# Exercise brief:
In the data below, locate each line with the word "заполняется" and list it.

# Records provided:
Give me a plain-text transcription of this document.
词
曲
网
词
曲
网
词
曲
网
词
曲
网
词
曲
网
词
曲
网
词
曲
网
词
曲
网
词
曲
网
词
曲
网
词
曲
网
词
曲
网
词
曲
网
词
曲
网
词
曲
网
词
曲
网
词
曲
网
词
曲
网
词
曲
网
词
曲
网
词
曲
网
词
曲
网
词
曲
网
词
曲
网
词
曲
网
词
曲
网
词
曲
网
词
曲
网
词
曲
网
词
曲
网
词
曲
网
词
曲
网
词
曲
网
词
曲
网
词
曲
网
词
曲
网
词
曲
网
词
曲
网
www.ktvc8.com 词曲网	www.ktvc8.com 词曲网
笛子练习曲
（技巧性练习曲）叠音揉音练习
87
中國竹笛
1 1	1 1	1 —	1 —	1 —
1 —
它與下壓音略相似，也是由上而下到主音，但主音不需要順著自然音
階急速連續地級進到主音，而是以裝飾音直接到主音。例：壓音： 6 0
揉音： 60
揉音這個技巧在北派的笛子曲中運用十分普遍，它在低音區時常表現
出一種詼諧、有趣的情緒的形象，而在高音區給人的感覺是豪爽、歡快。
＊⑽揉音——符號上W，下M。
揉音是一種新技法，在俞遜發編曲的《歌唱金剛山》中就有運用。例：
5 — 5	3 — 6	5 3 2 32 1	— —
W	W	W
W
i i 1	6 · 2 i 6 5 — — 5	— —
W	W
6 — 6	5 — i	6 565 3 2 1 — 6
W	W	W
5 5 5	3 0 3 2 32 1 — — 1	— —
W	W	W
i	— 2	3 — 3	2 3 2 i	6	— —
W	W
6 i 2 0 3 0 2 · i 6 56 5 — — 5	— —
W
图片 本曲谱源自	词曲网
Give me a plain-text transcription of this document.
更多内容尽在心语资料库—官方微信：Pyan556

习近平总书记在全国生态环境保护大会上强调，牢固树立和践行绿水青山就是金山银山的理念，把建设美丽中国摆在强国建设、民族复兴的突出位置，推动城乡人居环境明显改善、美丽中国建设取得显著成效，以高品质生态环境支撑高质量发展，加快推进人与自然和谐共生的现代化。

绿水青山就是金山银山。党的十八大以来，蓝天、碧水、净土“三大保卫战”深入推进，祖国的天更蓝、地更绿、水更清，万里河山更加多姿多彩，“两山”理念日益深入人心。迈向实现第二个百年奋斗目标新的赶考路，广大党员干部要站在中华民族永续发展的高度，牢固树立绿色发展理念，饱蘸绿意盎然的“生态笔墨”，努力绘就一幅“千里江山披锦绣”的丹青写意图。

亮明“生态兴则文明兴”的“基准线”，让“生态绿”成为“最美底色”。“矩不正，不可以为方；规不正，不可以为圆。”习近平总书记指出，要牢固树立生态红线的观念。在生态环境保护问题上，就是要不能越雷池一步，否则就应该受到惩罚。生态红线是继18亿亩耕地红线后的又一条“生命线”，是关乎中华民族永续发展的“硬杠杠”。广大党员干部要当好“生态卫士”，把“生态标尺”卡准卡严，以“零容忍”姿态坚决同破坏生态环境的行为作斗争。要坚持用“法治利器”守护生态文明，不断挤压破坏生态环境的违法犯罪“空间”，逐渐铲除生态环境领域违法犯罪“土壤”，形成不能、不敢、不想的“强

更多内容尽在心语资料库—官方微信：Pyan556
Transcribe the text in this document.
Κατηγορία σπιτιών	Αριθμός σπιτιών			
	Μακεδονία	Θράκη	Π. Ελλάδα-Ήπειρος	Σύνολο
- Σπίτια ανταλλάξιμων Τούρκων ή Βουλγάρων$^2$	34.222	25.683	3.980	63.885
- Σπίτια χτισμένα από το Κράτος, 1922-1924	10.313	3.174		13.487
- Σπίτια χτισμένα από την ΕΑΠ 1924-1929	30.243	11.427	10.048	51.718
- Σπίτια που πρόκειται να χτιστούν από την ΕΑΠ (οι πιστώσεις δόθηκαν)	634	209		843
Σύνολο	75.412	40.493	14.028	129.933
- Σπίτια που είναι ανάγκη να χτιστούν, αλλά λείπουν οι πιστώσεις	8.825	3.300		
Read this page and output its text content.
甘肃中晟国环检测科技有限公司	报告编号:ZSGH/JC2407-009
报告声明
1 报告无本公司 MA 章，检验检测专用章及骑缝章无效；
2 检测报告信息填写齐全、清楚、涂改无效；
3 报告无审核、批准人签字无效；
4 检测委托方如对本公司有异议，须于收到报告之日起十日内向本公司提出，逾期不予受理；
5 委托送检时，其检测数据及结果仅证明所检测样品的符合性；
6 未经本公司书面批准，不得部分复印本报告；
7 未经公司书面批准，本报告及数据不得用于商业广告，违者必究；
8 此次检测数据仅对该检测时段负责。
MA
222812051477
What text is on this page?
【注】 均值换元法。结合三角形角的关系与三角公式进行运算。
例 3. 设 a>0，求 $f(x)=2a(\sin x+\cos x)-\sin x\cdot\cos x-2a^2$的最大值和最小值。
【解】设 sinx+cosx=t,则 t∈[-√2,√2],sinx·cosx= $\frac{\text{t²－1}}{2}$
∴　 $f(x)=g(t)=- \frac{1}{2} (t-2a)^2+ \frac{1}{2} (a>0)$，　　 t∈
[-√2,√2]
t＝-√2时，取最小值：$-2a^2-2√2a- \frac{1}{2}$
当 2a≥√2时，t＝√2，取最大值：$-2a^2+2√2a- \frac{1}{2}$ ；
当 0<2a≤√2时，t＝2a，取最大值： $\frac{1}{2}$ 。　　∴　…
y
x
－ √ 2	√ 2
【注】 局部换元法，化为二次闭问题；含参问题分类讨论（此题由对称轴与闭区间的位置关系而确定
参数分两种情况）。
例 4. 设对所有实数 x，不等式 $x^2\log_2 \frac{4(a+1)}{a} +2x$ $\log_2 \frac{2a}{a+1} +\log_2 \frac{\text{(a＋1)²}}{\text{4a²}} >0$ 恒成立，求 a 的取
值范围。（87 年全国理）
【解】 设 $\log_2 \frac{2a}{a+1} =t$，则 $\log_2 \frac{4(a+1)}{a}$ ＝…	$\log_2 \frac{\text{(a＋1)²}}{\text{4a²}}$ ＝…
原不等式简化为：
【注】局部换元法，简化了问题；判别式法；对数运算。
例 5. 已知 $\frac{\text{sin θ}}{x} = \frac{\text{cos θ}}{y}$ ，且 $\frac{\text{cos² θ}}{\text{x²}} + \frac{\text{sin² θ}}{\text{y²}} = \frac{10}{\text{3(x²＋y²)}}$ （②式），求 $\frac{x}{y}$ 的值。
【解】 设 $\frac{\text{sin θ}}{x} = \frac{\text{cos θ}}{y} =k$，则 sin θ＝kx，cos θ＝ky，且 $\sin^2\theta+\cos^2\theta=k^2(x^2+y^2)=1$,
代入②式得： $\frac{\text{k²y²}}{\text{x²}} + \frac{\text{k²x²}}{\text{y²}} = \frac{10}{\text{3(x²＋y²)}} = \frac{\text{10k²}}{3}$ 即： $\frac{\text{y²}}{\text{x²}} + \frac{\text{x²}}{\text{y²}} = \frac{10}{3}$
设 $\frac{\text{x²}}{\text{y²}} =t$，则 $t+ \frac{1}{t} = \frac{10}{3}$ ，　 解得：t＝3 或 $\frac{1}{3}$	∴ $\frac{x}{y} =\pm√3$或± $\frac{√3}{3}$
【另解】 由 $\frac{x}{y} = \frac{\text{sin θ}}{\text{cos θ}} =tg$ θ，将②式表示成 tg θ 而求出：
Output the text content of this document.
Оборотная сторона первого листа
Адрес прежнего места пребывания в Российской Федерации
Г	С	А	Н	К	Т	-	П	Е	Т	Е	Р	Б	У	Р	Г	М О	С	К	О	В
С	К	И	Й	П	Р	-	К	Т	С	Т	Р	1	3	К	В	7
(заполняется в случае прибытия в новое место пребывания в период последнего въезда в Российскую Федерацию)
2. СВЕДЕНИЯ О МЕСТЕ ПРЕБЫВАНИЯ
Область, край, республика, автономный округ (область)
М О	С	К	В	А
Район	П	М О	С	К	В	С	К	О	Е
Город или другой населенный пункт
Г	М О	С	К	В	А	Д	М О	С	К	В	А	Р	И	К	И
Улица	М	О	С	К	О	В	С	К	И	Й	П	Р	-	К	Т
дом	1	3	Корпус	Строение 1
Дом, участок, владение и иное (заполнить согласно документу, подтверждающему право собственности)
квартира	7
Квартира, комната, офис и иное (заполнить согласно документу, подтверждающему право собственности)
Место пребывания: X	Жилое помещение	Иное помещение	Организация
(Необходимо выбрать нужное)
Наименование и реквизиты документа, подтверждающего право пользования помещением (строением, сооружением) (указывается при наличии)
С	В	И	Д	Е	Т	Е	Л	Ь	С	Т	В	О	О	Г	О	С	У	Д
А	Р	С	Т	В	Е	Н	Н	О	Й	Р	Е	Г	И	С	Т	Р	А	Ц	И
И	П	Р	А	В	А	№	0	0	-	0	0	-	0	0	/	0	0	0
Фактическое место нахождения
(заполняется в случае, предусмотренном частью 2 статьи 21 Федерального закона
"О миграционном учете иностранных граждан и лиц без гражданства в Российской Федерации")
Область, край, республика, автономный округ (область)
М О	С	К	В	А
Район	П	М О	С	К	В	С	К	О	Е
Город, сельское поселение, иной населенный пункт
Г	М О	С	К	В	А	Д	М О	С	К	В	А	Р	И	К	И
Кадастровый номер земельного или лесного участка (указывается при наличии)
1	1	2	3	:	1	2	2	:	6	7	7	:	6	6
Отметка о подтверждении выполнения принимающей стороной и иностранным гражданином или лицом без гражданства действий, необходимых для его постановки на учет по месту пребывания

# Problem solution:
(заполняется в случае прибытия в новое место пребывания в период последнего въезда в Российскую Федерацию)
(заполняется в случае, предусмотренном частью 2 статьи 21 Федерального закона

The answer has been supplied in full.